● **Supplied material**:
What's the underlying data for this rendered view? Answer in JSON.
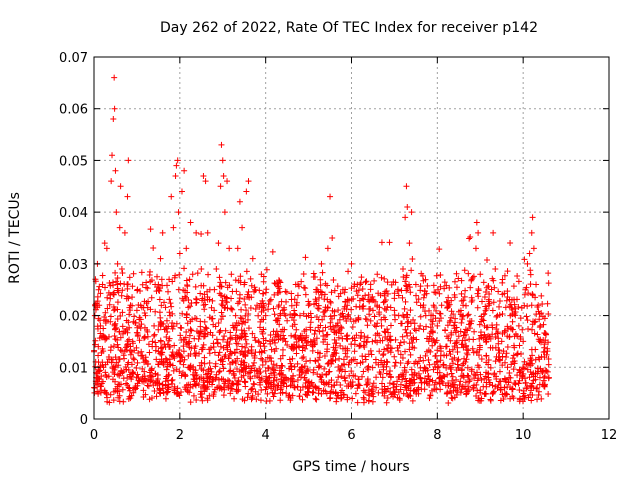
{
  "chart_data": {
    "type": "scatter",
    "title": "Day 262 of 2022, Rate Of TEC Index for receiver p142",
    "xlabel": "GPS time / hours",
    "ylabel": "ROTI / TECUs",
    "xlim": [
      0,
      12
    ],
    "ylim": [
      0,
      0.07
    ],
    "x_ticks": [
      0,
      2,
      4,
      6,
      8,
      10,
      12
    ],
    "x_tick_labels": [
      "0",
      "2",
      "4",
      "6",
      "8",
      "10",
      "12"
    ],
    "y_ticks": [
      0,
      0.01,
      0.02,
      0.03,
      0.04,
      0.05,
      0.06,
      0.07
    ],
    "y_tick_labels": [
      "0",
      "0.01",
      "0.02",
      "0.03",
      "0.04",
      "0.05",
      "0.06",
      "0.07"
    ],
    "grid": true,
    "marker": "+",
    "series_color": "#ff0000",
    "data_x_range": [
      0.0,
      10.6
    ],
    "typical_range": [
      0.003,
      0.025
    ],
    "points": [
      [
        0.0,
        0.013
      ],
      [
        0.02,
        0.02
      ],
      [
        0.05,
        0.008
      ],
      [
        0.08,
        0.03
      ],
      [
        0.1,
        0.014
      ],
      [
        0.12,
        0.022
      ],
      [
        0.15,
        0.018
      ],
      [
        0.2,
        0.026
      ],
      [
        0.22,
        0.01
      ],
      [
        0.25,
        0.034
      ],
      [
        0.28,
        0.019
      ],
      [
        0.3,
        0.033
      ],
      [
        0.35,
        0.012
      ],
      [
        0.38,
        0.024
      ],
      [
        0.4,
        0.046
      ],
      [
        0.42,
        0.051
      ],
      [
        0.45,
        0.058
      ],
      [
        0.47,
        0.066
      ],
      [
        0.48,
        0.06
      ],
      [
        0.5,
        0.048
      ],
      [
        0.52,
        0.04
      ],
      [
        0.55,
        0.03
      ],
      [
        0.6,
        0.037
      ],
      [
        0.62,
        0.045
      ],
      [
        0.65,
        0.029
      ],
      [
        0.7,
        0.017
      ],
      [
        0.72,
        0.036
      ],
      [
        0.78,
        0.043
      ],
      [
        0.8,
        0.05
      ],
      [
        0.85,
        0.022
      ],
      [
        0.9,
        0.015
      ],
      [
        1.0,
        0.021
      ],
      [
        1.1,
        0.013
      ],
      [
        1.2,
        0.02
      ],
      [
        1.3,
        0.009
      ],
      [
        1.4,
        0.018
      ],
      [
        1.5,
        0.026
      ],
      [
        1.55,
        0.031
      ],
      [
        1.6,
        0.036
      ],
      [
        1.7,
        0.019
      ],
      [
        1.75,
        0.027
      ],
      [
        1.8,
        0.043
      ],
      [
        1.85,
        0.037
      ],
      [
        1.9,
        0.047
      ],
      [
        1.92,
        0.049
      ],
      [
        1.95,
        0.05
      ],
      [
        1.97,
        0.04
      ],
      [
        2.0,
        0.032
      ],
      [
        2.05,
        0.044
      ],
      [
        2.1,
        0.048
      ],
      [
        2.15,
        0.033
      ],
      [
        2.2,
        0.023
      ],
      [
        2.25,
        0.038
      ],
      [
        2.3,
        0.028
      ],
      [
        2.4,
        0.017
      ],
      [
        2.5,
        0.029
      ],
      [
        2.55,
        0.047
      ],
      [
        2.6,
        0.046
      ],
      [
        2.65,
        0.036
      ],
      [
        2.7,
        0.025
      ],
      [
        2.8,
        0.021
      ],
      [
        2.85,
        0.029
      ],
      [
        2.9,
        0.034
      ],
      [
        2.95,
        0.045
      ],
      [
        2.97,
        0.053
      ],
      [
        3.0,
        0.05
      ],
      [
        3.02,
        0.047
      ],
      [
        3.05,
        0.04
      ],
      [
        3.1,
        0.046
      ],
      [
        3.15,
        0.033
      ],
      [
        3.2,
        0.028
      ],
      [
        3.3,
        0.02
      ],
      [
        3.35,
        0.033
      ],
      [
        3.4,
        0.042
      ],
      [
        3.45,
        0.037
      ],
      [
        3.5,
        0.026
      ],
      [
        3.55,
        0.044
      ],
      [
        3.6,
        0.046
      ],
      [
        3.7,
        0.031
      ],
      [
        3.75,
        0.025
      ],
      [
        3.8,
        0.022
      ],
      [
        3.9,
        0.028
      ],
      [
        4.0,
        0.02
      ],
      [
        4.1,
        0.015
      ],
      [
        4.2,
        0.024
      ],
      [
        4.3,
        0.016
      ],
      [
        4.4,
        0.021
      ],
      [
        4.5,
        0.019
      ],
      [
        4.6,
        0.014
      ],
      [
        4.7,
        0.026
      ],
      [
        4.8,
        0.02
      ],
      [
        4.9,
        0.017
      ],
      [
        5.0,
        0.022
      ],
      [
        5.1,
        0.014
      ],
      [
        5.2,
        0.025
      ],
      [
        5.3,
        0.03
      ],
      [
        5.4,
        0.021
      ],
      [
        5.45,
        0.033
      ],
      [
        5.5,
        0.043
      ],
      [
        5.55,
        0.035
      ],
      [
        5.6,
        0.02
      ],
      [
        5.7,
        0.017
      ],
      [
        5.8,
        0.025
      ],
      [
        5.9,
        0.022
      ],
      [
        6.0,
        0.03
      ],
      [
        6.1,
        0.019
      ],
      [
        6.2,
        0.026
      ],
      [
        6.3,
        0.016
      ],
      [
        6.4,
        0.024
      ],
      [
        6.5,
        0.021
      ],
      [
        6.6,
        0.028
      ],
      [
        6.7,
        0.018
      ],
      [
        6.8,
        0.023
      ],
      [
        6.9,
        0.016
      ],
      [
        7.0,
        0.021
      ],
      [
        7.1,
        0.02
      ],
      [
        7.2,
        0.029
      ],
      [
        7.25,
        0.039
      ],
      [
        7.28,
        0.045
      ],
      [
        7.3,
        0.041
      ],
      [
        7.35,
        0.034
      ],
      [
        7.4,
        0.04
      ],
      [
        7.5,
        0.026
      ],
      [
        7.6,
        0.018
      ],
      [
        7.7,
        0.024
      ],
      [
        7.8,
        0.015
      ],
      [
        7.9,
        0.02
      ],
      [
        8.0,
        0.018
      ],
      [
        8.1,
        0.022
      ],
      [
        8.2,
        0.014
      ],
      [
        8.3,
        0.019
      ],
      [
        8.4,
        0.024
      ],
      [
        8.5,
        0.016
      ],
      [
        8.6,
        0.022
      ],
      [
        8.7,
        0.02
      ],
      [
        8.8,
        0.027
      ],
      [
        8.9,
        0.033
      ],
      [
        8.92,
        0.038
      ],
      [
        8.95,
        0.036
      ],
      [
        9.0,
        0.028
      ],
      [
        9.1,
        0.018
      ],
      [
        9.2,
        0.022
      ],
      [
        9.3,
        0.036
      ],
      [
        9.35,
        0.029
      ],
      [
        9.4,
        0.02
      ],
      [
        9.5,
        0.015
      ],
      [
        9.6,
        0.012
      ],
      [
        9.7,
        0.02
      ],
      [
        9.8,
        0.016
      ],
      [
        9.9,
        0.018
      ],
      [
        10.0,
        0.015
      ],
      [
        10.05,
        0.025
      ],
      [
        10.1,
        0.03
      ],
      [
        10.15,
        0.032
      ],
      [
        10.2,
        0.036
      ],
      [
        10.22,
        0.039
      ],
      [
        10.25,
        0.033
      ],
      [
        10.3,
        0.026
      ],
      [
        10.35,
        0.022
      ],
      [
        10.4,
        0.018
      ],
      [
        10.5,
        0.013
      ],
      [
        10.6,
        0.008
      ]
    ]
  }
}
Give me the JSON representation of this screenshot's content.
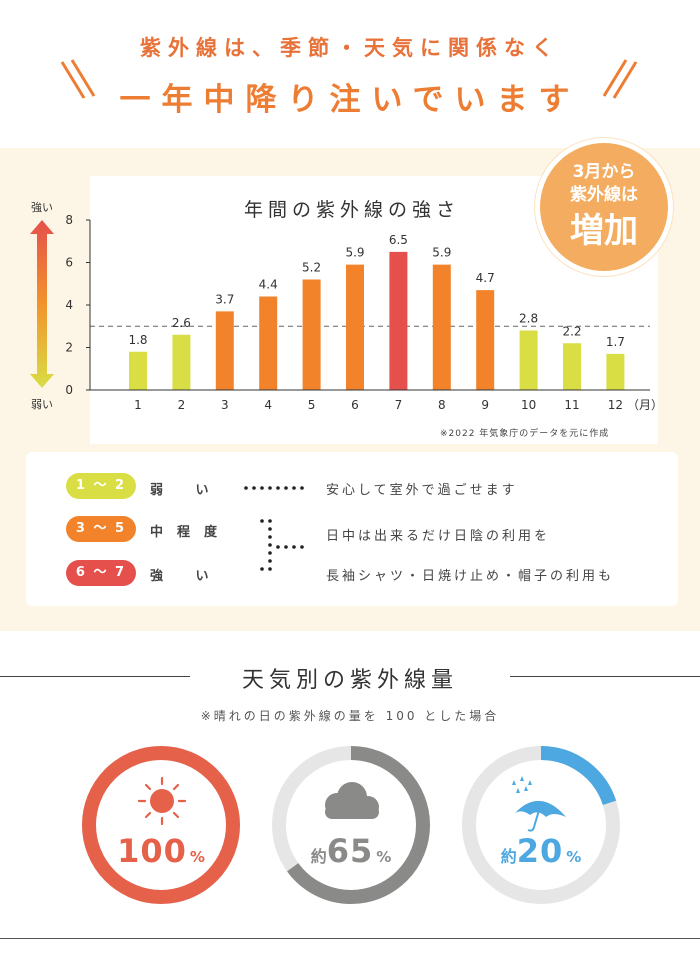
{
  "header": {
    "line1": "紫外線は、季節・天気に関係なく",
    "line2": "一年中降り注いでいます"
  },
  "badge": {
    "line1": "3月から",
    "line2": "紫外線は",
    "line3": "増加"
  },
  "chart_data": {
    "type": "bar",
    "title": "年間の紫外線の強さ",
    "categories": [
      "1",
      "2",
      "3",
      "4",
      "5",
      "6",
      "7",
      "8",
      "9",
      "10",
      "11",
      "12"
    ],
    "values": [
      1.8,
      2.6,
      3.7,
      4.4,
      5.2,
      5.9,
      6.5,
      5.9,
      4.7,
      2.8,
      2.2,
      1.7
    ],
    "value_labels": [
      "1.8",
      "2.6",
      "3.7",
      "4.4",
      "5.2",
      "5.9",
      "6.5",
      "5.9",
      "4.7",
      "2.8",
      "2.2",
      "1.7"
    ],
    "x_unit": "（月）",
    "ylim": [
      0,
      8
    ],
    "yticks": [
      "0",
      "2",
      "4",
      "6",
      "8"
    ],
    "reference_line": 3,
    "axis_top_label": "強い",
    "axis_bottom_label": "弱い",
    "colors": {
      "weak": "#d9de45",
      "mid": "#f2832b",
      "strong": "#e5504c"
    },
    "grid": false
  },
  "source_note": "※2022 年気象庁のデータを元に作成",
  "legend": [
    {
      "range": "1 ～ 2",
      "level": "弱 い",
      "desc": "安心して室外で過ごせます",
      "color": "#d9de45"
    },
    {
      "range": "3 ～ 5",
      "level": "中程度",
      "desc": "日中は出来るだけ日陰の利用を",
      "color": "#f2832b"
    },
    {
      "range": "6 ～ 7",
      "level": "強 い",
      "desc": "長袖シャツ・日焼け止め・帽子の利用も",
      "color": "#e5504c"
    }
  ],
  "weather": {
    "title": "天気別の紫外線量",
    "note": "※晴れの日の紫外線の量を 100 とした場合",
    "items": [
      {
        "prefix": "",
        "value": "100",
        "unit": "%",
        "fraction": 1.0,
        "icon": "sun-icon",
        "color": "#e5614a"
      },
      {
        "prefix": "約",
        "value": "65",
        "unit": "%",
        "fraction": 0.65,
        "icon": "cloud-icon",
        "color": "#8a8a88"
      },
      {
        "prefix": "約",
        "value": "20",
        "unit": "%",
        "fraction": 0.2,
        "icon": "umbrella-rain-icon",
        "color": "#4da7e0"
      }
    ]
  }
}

● **Goal**:
In the entries above, some lines may contain the string "this"; report how many, without additional comment.

● **Final answer**:
2